┌─ Data provided
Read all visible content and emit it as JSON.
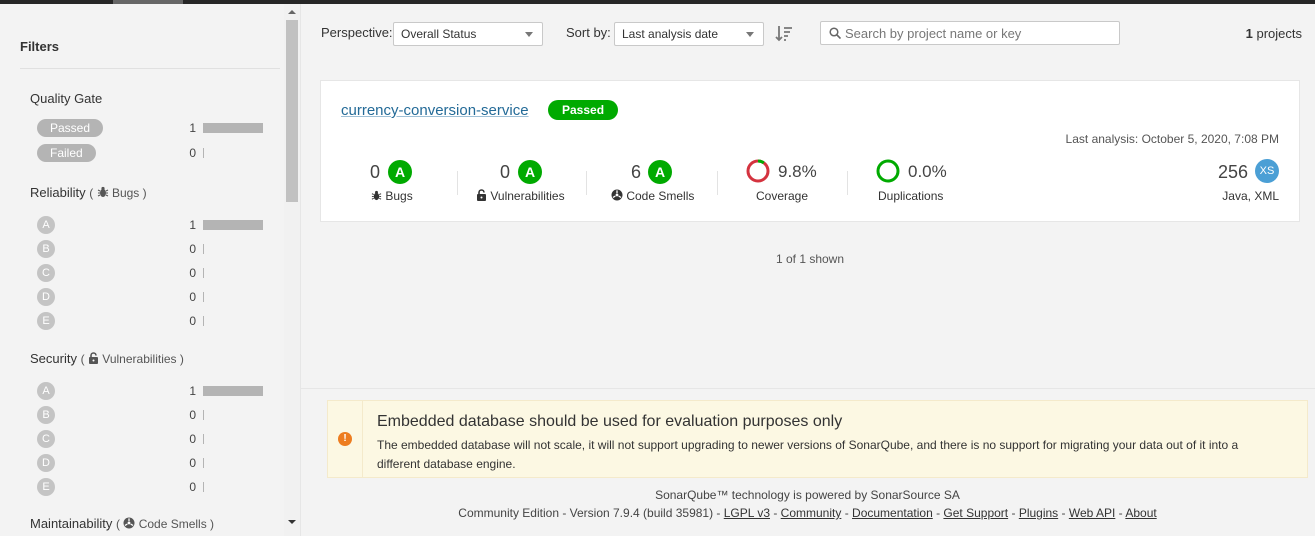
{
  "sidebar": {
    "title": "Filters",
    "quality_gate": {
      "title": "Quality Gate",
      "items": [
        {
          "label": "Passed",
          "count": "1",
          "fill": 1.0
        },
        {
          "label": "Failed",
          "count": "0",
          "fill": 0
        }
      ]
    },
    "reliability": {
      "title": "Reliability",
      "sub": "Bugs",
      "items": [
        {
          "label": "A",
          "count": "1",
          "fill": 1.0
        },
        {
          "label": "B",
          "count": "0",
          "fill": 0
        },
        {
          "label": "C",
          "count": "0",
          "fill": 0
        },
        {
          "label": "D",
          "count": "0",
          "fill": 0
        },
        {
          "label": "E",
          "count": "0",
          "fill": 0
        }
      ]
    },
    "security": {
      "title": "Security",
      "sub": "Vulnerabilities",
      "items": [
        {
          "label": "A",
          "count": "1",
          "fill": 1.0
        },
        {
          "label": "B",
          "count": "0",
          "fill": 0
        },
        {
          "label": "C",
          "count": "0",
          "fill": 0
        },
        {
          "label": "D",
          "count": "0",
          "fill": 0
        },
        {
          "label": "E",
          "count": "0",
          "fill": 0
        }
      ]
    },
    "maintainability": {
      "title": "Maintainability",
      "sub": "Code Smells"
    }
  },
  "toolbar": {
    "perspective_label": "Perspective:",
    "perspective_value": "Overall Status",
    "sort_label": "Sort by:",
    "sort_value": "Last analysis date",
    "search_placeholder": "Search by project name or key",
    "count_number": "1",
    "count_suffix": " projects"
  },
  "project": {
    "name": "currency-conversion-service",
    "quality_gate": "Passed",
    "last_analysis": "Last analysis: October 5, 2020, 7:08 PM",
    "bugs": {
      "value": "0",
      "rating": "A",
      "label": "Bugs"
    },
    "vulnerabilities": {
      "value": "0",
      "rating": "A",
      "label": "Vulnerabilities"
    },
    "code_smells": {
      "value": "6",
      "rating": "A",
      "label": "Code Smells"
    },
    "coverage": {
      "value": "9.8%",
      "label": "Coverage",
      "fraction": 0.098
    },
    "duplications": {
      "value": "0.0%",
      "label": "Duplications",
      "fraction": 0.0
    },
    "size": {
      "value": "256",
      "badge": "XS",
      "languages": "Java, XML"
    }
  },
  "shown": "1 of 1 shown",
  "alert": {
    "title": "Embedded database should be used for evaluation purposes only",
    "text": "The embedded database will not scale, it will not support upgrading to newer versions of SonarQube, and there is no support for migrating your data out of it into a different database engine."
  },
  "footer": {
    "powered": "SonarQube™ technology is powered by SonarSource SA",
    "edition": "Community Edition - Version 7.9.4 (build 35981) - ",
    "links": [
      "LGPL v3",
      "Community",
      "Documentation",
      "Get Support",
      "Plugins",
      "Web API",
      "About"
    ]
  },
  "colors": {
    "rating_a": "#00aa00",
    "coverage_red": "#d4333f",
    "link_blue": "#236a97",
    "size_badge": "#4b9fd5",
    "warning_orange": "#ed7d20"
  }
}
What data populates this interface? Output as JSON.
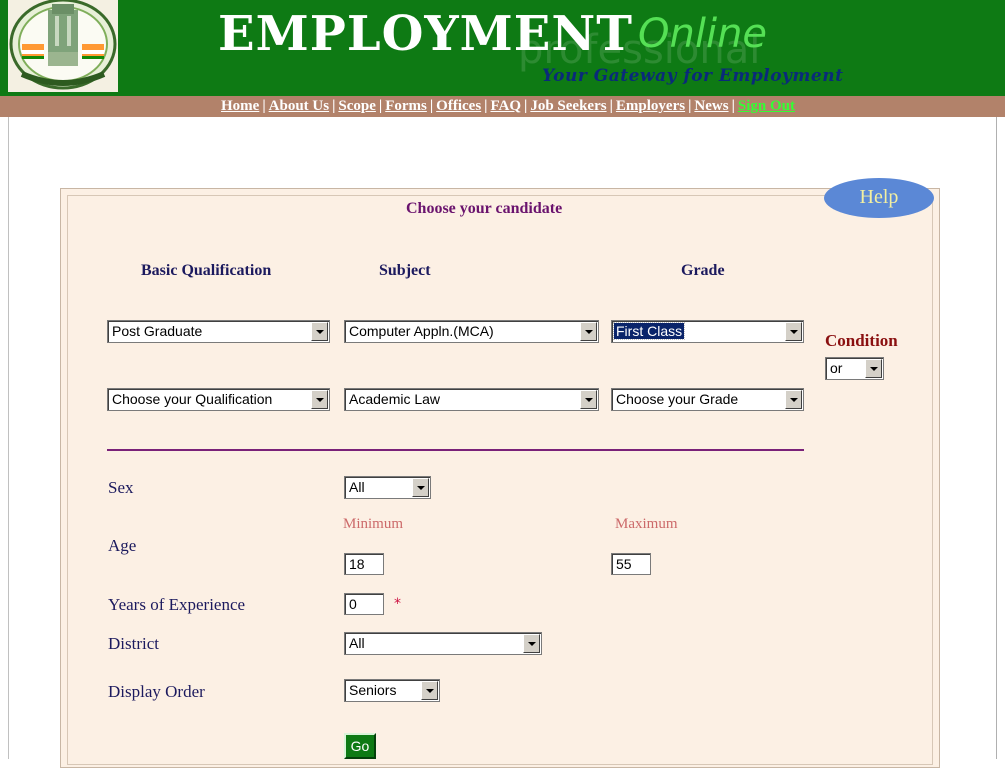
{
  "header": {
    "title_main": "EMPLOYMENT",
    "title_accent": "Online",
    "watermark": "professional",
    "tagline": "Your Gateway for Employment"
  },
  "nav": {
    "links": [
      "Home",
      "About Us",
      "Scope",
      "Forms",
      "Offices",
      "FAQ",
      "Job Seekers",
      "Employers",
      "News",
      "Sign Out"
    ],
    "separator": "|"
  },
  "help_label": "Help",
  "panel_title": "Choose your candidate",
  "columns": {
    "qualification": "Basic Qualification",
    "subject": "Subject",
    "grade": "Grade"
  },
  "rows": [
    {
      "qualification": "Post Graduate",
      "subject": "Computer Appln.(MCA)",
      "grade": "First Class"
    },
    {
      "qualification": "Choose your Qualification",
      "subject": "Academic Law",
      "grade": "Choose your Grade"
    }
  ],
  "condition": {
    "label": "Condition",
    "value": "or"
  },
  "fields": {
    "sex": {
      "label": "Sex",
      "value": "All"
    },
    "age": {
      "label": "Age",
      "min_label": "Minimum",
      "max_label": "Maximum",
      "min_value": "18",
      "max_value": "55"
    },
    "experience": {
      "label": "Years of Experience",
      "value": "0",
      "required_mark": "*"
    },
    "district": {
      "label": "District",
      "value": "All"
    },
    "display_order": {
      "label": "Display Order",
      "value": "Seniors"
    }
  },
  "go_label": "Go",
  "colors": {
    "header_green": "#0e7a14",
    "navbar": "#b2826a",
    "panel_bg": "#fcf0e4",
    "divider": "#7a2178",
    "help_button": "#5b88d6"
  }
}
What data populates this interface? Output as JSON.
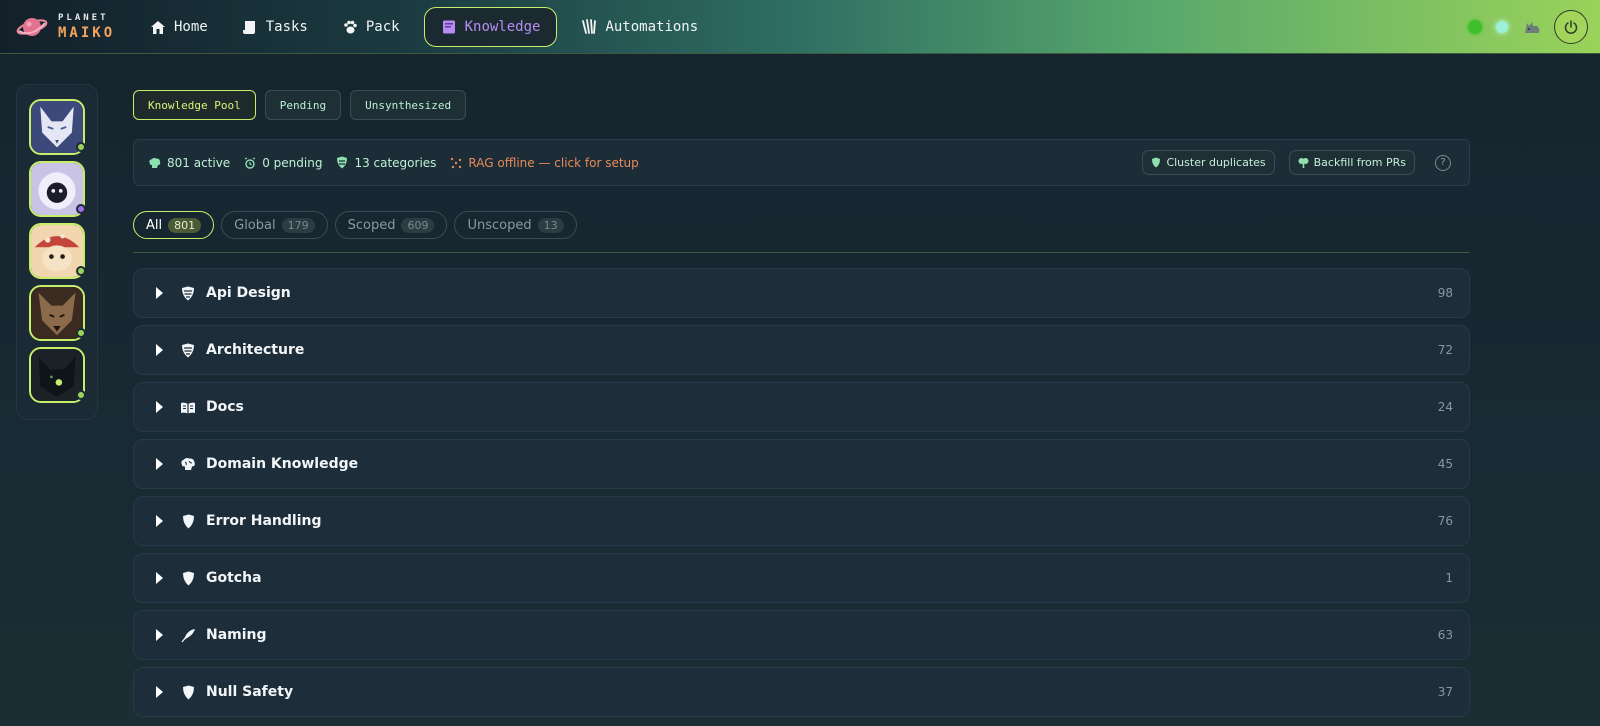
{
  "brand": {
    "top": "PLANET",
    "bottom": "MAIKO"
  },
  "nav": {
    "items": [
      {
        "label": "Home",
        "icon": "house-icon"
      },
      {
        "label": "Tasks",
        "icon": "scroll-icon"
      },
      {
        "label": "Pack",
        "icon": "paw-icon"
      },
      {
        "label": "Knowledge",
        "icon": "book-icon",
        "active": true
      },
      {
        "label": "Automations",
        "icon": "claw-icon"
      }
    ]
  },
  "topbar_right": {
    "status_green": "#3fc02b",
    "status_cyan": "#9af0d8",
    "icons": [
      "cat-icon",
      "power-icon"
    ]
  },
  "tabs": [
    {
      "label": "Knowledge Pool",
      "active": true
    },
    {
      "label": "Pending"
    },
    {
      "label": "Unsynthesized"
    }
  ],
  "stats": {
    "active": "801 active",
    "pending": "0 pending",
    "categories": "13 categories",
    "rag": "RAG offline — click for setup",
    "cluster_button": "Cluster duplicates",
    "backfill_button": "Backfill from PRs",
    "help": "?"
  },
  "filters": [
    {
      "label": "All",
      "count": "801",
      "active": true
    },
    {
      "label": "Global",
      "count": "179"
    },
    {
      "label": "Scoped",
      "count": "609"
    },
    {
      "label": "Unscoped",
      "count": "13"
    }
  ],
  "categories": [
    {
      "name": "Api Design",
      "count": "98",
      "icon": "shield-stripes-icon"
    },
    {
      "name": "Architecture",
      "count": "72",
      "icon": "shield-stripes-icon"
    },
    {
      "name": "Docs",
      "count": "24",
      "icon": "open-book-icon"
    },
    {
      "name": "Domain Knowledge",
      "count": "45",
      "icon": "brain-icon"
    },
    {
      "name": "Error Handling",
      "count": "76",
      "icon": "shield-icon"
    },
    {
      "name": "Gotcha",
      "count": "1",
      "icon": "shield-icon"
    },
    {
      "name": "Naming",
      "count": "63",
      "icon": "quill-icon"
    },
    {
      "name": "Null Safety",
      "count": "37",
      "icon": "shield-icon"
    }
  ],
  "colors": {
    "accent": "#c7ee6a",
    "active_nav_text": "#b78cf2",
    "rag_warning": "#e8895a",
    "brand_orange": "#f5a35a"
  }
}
└─
*Written request*: Tell how many lines in the material contain the word "grade". Only the number is wanted.

*Exercise solution*: 3